**DIRECTIONS FOR THIS TASK**: Find the string "content" in the listing and report every line that has it.

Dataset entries
- - - - - - -

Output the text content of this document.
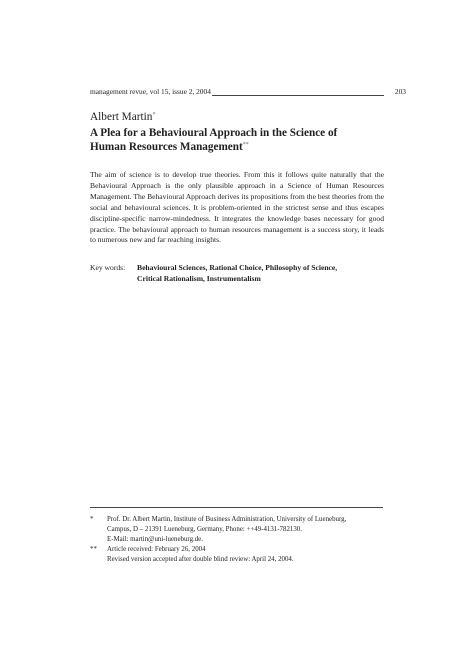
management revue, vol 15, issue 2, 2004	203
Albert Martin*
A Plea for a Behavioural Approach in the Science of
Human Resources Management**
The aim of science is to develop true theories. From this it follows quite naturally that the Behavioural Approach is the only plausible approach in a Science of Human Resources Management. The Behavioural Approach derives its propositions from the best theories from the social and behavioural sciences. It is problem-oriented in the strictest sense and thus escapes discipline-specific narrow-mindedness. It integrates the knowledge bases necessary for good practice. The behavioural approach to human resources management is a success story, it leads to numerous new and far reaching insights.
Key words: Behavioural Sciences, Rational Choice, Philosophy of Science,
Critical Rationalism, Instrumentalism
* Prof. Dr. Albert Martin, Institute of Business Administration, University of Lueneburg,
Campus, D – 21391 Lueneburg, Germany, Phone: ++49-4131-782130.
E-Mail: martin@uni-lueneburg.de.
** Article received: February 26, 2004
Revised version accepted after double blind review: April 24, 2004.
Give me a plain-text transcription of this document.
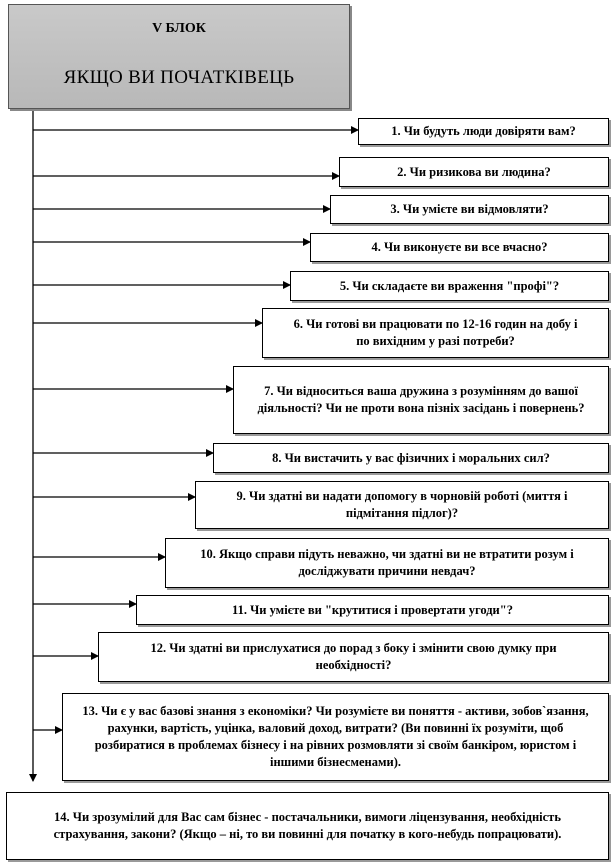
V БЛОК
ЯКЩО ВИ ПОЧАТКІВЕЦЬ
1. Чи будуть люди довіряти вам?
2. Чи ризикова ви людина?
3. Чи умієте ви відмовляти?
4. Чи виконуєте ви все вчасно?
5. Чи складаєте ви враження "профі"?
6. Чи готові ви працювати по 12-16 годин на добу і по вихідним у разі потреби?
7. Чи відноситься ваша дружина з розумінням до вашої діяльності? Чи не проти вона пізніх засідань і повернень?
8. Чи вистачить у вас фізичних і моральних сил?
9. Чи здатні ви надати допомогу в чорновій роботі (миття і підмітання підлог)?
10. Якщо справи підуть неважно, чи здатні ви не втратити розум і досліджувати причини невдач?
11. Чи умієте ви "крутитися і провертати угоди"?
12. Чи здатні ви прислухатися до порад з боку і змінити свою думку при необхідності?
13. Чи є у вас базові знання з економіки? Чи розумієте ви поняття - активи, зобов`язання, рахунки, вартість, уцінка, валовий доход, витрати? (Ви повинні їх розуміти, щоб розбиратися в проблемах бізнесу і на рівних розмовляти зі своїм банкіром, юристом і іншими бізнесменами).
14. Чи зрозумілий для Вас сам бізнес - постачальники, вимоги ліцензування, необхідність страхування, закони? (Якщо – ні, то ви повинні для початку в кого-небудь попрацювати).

- - - - - - -

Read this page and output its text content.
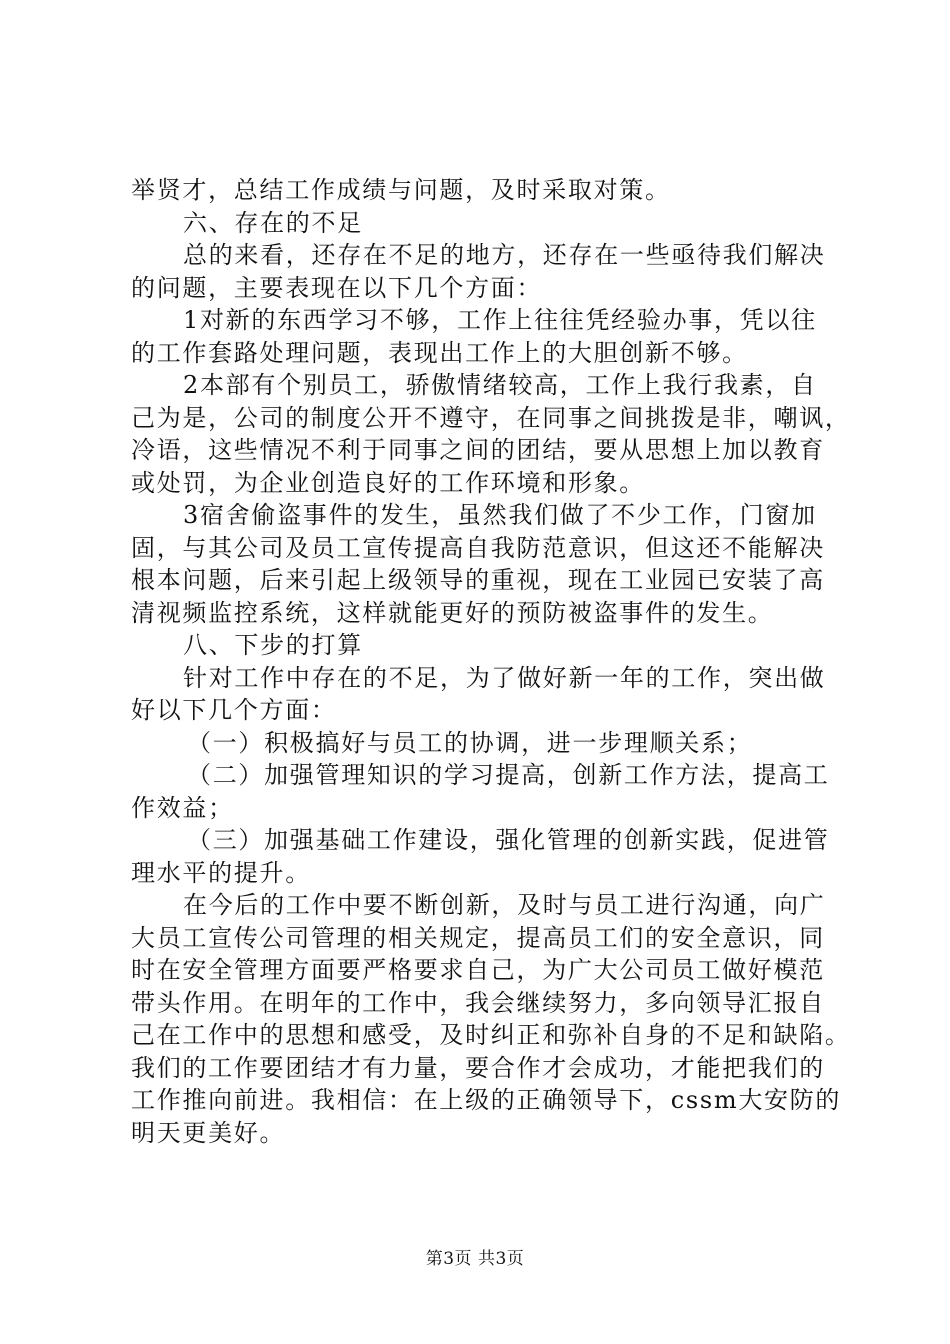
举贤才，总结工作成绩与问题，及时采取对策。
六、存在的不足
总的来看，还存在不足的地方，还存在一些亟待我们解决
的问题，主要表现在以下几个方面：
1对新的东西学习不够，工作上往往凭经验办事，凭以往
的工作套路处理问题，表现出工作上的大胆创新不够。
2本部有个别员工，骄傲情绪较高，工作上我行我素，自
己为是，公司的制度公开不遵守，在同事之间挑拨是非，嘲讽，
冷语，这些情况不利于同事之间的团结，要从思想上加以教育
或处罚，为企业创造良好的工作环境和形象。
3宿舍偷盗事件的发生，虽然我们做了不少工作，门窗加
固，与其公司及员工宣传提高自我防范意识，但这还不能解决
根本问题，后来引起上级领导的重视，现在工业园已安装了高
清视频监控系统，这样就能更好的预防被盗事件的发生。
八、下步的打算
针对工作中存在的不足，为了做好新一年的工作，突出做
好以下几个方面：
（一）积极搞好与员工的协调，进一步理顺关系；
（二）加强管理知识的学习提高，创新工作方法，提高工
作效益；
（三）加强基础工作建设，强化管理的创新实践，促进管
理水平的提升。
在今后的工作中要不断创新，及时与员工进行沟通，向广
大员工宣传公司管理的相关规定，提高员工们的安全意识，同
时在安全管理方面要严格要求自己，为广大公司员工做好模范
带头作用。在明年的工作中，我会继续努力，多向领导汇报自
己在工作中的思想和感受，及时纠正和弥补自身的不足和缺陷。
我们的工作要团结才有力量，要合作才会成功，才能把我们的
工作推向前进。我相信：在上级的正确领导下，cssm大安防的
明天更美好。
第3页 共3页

- - - - - - -

**FULL ANSWER**:
Output the text content of this document.
Read this page and output its text content.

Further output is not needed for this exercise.